[Exercise objective]
Repeat all entries exactly.

[Stored data]
========

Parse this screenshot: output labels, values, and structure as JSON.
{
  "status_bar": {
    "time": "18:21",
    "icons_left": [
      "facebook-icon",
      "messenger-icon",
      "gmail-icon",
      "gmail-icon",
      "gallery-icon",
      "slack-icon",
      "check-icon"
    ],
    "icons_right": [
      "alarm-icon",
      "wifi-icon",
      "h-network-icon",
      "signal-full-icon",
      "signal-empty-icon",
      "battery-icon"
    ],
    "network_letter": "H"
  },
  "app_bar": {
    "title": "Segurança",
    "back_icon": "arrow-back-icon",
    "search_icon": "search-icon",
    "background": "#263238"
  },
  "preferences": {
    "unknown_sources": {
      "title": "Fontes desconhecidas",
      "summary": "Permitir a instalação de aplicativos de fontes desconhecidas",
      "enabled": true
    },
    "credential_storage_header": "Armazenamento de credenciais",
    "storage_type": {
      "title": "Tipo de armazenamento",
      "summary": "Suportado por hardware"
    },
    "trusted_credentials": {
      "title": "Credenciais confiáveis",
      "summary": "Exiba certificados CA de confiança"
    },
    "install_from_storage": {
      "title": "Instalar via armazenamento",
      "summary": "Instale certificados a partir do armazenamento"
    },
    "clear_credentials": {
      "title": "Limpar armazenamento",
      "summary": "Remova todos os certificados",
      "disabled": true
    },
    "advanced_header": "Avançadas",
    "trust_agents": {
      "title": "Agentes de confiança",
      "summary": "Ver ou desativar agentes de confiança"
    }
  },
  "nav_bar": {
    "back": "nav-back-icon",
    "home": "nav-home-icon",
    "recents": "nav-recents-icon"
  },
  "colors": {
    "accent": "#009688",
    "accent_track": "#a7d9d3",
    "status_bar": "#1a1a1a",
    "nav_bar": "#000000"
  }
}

========

[Complete response]
Parse this screenshot: output labels, values, and structure as JSON.
{
  "status_bar": {
    "time": "18:21",
    "icons_left": [
      "facebook-icon",
      "messenger-icon",
      "gmail-icon",
      "gmail-icon",
      "gallery-icon",
      "slack-icon",
      "check-icon"
    ],
    "icons_right": [
      "alarm-icon",
      "wifi-icon",
      "h-network-icon",
      "signal-full-icon",
      "signal-empty-icon",
      "battery-icon"
    ],
    "network_letter": "H"
  },
  "app_bar": {
    "title": "Segurança",
    "back_icon": "arrow-back-icon",
    "search_icon": "search-icon",
    "background": "#263238"
  },
  "preferences": {
    "unknown_sources": {
      "title": "Fontes desconhecidas",
      "summary": "Permitir a instalação de aplicativos de fontes desconhecidas",
      "enabled": true
    },
    "credential_storage_header": "Armazenamento de credenciais",
    "storage_type": {
      "title": "Tipo de armazenamento",
      "summary": "Suportado por hardware"
    },
    "trusted_credentials": {
      "title": "Credenciais confiáveis",
      "summary": "Exiba certificados CA de confiança"
    },
    "install_from_storage": {
      "title": "Instalar via armazenamento",
      "summary": "Instale certificados a partir do armazenamento"
    },
    "clear_credentials": {
      "title": "Limpar armazenamento",
      "summary": "Remova todos os certificados",
      "disabled": true
    },
    "advanced_header": "Avançadas",
    "trust_agents": {
      "title": "Agentes de confiança",
      "summary": "Ver ou desativar agentes de confiança"
    }
  },
  "nav_bar": {
    "back": "nav-back-icon",
    "home": "nav-home-icon",
    "recents": "nav-recents-icon"
  },
  "colors": {
    "accent": "#009688",
    "accent_track": "#a7d9d3",
    "status_bar": "#1a1a1a",
    "nav_bar": "#000000"
  }
}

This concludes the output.